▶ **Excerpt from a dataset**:
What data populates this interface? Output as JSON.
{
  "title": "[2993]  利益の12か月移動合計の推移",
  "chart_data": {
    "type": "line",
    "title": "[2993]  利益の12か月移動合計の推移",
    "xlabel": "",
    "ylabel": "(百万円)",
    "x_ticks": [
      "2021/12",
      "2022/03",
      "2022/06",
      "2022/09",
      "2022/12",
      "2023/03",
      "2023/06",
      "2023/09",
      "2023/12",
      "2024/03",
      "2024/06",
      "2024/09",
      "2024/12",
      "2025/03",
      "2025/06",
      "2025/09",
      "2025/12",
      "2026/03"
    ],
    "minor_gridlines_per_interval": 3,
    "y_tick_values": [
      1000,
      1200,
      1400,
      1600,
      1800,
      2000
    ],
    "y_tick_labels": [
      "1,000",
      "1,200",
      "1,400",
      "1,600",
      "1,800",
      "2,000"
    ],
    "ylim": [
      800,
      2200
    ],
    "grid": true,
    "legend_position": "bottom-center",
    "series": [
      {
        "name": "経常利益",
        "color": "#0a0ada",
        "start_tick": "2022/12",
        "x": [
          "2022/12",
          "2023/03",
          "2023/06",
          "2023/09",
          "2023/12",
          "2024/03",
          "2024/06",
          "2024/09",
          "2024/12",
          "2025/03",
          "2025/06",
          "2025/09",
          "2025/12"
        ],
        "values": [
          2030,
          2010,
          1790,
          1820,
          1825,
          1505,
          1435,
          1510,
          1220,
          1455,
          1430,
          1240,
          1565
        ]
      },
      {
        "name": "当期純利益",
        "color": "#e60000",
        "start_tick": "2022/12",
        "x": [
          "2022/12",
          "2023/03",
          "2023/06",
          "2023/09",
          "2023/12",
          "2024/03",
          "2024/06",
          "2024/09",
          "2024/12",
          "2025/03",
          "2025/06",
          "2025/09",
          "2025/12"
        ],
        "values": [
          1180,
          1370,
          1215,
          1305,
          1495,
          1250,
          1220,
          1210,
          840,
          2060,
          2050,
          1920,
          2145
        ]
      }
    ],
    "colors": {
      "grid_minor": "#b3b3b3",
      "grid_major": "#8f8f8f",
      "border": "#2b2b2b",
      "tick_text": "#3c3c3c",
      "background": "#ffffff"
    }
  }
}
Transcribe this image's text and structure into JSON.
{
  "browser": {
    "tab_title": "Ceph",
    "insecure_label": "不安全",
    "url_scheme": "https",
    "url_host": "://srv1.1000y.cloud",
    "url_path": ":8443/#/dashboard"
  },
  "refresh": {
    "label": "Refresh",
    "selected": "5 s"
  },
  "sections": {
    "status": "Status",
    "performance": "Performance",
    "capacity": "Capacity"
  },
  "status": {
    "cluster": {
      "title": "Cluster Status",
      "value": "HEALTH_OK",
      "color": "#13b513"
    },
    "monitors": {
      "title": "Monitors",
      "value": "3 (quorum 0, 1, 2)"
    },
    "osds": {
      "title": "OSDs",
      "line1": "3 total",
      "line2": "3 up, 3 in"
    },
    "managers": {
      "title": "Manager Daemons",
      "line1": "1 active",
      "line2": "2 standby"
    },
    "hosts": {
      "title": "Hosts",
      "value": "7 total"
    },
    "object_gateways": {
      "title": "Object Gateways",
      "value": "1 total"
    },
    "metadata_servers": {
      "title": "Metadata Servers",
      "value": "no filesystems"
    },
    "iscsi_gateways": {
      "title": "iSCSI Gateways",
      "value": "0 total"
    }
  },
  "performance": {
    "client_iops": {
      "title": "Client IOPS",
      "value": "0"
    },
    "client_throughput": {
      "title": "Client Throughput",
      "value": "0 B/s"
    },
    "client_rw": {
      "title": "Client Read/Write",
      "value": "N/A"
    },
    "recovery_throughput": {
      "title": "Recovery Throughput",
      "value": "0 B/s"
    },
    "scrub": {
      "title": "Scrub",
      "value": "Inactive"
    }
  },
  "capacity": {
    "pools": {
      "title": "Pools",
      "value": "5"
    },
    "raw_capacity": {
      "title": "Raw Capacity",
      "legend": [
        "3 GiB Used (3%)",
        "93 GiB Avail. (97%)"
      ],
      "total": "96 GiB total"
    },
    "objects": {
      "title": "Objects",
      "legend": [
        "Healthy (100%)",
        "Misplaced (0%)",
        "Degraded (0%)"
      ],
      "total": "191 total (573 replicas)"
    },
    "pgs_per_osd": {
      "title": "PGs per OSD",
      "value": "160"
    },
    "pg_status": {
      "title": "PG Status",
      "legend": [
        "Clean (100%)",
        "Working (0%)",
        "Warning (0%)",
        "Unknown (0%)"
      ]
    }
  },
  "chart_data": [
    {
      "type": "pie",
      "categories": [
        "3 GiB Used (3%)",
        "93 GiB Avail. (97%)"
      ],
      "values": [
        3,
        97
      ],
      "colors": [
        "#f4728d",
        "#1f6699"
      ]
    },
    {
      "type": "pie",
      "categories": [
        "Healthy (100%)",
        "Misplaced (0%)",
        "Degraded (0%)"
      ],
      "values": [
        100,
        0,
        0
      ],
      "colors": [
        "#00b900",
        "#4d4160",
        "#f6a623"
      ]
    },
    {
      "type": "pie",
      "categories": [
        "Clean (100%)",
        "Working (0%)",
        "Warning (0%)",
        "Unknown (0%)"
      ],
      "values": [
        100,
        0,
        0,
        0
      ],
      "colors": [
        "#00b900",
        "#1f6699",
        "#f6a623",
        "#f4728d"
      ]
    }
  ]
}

▶ **Set problem**:
Please reproduce the entire listing, exactly as shown.

▶ **Reply to the task**:
What data populates this interface? Output as JSON.
{
  "title": "[2993]  利益の12か月移動合計の推移",
  "chart_data": {
    "type": "line",
    "title": "[2993]  利益の12か月移動合計の推移",
    "xlabel": "",
    "ylabel": "(百万円)",
    "x_ticks": [
      "2021/12",
      "2022/03",
      "2022/06",
      "2022/09",
      "2022/12",
      "2023/03",
      "2023/06",
      "2023/09",
      "2023/12",
      "2024/03",
      "2024/06",
      "2024/09",
      "2024/12",
      "2025/03",
      "2025/06",
      "2025/09",
      "2025/12",
      "2026/03"
    ],
    "minor_gridlines_per_interval": 3,
    "y_tick_values": [
      1000,
      1200,
      1400,
      1600,
      1800,
      2000
    ],
    "y_tick_labels": [
      "1,000",
      "1,200",
      "1,400",
      "1,600",
      "1,800",
      "2,000"
    ],
    "ylim": [
      800,
      2200
    ],
    "grid": true,
    "legend_position": "bottom-center",
    "series": [
      {
        "name": "経常利益",
        "color": "#0a0ada",
        "start_tick": "2022/12",
        "x": [
          "2022/12",
          "2023/03",
          "2023/06",
          "2023/09",
          "2023/12",
          "2024/03",
          "2024/06",
          "2024/09",
          "2024/12",
          "2025/03",
          "2025/06",
          "2025/09",
          "2025/12"
        ],
        "values": [
          2030,
          2010,
          1790,
          1820,
          1825,
          1505,
          1435,
          1510,
          1220,
          1455,
          1430,
          1240,
          1565
        ]
      },
      {
        "name": "当期純利益",
        "color": "#e60000",
        "start_tick": "2022/12",
        "x": [
          "2022/12",
          "2023/03",
          "2023/06",
          "2023/09",
          "2023/12",
          "2024/03",
          "2024/06",
          "2024/09",
          "2024/12",
          "2025/03",
          "2025/06",
          "2025/09",
          "2025/12"
        ],
        "values": [
          1180,
          1370,
          1215,
          1305,
          1495,
          1250,
          1220,
          1210,
          840,
          2060,
          2050,
          1920,
          2145
        ]
      }
    ],
    "colors": {
      "grid_minor": "#b3b3b3",
      "grid_major": "#8f8f8f",
      "border": "#2b2b2b",
      "tick_text": "#3c3c3c",
      "background": "#ffffff"
    }
  }
}
Transcribe this image's text and structure into JSON.
{
  "browser": {
    "tab_title": "Ceph",
    "insecure_label": "不安全",
    "url_scheme": "https",
    "url_host": "://srv1.1000y.cloud",
    "url_path": ":8443/#/dashboard"
  },
  "refresh": {
    "label": "Refresh",
    "selected": "5 s"
  },
  "sections": {
    "status": "Status",
    "performance": "Performance",
    "capacity": "Capacity"
  },
  "status": {
    "cluster": {
      "title": "Cluster Status",
      "value": "HEALTH_OK",
      "color": "#13b513"
    },
    "monitors": {
      "title": "Monitors",
      "value": "3 (quorum 0, 1, 2)"
    },
    "osds": {
      "title": "OSDs",
      "line1": "3 total",
      "line2": "3 up, 3 in"
    },
    "managers": {
      "title": "Manager Daemons",
      "line1": "1 active",
      "line2": "2 standby"
    },
    "hosts": {
      "title": "Hosts",
      "value": "7 total"
    },
    "object_gateways": {
      "title": "Object Gateways",
      "value": "1 total"
    },
    "metadata_servers": {
      "title": "Metadata Servers",
      "value": "no filesystems"
    },
    "iscsi_gateways": {
      "title": "iSCSI Gateways",
      "value": "0 total"
    }
  },
  "performance": {
    "client_iops": {
      "title": "Client IOPS",
      "value": "0"
    },
    "client_throughput": {
      "title": "Client Throughput",
      "value": "0 B/s"
    },
    "client_rw": {
      "title": "Client Read/Write",
      "value": "N/A"
    },
    "recovery_throughput": {
      "title": "Recovery Throughput",
      "value": "0 B/s"
    },
    "scrub": {
      "title": "Scrub",
      "value": "Inactive"
    }
  },
  "capacity": {
    "pools": {
      "title": "Pools",
      "value": "5"
    },
    "raw_capacity": {
      "title": "Raw Capacity",
      "legend": [
        "3 GiB Used (3%)",
        "93 GiB Avail. (97%)"
      ],
      "total": "96 GiB total"
    },
    "objects": {
      "title": "Objects",
      "legend": [
        "Healthy (100%)",
        "Misplaced (0%)",
        "Degraded (0%)"
      ],
      "total": "191 total (573 replicas)"
    },
    "pgs_per_osd": {
      "title": "PGs per OSD",
      "value": "160"
    },
    "pg_status": {
      "title": "PG Status",
      "legend": [
        "Clean (100%)",
        "Working (0%)",
        "Warning (0%)",
        "Unknown (0%)"
      ]
    }
  },
  "chart_data": [
    {
      "type": "pie",
      "categories": [
        "3 GiB Used (3%)",
        "93 GiB Avail. (97%)"
      ],
      "values": [
        3,
        97
      ],
      "colors": [
        "#f4728d",
        "#1f6699"
      ]
    },
    {
      "type": "pie",
      "categories": [
        "Healthy (100%)",
        "Misplaced (0%)",
        "Degraded (0%)"
      ],
      "values": [
        100,
        0,
        0
      ],
      "colors": [
        "#00b900",
        "#4d4160",
        "#f6a623"
      ]
    },
    {
      "type": "pie",
      "categories": [
        "Clean (100%)",
        "Working (0%)",
        "Warning (0%)",
        "Unknown (0%)"
      ],
      "values": [
        100,
        0,
        0,
        0
      ],
      "colors": [
        "#00b900",
        "#1f6699",
        "#f6a623",
        "#f4728d"
      ]
    }
  ]
}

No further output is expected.